▶ Directions:
Print every entry exactly as written.

▶ Dataset records:
>>>>

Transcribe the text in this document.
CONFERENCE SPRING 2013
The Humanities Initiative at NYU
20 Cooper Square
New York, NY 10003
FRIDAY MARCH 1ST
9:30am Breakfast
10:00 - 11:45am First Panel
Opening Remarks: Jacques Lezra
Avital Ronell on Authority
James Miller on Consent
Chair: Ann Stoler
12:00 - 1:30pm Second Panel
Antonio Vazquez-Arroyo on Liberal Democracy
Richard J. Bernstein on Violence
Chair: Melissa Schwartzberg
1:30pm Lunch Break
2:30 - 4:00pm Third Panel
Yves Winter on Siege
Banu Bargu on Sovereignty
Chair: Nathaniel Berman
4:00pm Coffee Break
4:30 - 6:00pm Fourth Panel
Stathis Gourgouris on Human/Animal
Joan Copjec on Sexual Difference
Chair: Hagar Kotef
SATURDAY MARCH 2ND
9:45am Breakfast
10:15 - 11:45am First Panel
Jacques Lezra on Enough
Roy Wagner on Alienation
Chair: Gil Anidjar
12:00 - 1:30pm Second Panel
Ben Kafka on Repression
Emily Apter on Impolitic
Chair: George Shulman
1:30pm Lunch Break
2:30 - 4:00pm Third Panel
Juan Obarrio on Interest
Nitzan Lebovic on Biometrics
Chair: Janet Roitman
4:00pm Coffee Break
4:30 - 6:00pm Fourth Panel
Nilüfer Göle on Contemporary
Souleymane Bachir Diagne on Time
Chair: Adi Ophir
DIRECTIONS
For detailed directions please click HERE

<<<<

▶ Exercise solution:
Transcribe the text in this document.
CONFERENCE SPRING 2013
The Humanities Initiative at NYU
20 Cooper Square
New York, NY 10003
FRIDAY MARCH 1ST
9:30am Breakfast
10:00 - 11:45am First Panel
Opening Remarks: Jacques Lezra
Avital Ronell on Authority
James Miller on Consent
Chair: Ann Stoler
12:00 - 1:30pm Second Panel
Antonio Vazquez-Arroyo on Liberal Democracy
Richard J. Bernstein on Violence
Chair: Melissa Schwartzberg
1:30pm Lunch Break
2:30 - 4:00pm Third Panel
Yves Winter on Siege
Banu Bargu on Sovereignty
Chair: Nathaniel Berman
4:00pm Coffee Break
4:30 - 6:00pm Fourth Panel
Stathis Gourgouris on Human/Animal
Joan Copjec on Sexual Difference
Chair: Hagar Kotef
SATURDAY MARCH 2ND
9:45am Breakfast
10:15 - 11:45am First Panel
Jacques Lezra on Enough
Roy Wagner on Alienation
Chair: Gil Anidjar
12:00 - 1:30pm Second Panel
Ben Kafka on Repression
Emily Apter on Impolitic
Chair: George Shulman
1:30pm Lunch Break
2:30 - 4:00pm Third Panel
Juan Obarrio on Interest
Nitzan Lebovic on Biometrics
Chair: Janet Roitman
4:00pm Coffee Break
4:30 - 6:00pm Fourth Panel
Nilüfer Göle on Contemporary
Souleymane Bachir Diagne on Time
Chair: Adi Ophir
DIRECTIONS
For detailed directions please click HERE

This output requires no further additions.